Stored records:

"""

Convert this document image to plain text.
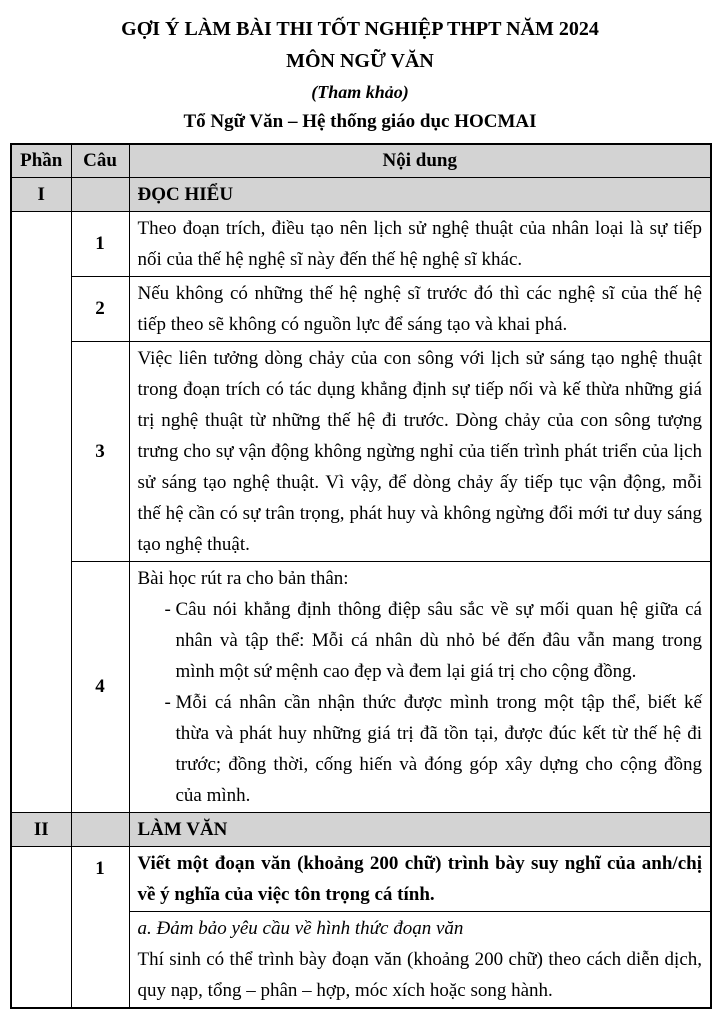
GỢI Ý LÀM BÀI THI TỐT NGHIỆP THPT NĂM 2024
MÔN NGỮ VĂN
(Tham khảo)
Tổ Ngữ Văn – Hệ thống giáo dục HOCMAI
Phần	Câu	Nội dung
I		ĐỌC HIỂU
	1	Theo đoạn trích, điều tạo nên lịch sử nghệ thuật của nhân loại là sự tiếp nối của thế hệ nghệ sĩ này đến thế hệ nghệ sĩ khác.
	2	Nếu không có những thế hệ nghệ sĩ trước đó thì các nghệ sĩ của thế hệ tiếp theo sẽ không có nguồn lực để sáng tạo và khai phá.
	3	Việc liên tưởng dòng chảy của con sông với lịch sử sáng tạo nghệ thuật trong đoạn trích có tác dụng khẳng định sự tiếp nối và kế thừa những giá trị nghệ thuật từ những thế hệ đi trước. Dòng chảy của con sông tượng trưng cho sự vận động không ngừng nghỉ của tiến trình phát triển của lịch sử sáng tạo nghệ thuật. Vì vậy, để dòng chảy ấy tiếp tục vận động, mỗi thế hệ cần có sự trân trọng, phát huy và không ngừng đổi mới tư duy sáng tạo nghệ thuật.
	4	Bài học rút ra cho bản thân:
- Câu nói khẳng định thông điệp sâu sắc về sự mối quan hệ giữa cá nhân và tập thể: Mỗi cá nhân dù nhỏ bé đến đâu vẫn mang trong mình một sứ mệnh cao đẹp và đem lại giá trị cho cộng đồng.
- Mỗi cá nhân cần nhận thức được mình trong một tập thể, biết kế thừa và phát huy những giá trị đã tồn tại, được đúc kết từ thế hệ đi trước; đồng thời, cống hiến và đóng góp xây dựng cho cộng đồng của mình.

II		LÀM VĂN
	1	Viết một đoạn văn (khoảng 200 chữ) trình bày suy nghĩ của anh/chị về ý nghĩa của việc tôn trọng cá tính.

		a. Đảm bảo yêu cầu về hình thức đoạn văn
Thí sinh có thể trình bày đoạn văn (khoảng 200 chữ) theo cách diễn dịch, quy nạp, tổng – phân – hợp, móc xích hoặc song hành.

"""

◆ What is required ◆
Using the entries above, return each line in which the word "trước" occurs.

◆ Full answer ◆
	2	Nếu không có những thế hệ nghệ sĩ trước đó thì các nghệ sĩ của thế hệ tiếp theo sẽ không có nguồn lực để sáng tạo và khai phá.
	3	Việc liên tưởng dòng chảy của con sông với lịch sử sáng tạo nghệ thuật trong đoạn trích có tác dụng khẳng định sự tiếp nối và kế thừa những giá trị nghệ thuật từ những thế hệ đi trước. Dòng chảy của con sông tượng trưng cho sự vận động không ngừng nghỉ của tiến trình phát triển của lịch sử sáng tạo nghệ thuật. Vì vậy, để dòng chảy ấy tiếp tục vận động, mỗi thế hệ cần có sự trân trọng, phát huy và không ngừng đổi mới tư duy sáng tạo nghệ thuật.
- Mỗi cá nhân cần nhận thức được mình trong một tập thể, biết kế thừa và phát huy những giá trị đã tồn tại, được đúc kết từ thế hệ đi trước; đồng thời, cống hiến và đóng góp xây dựng cho cộng đồng của mình.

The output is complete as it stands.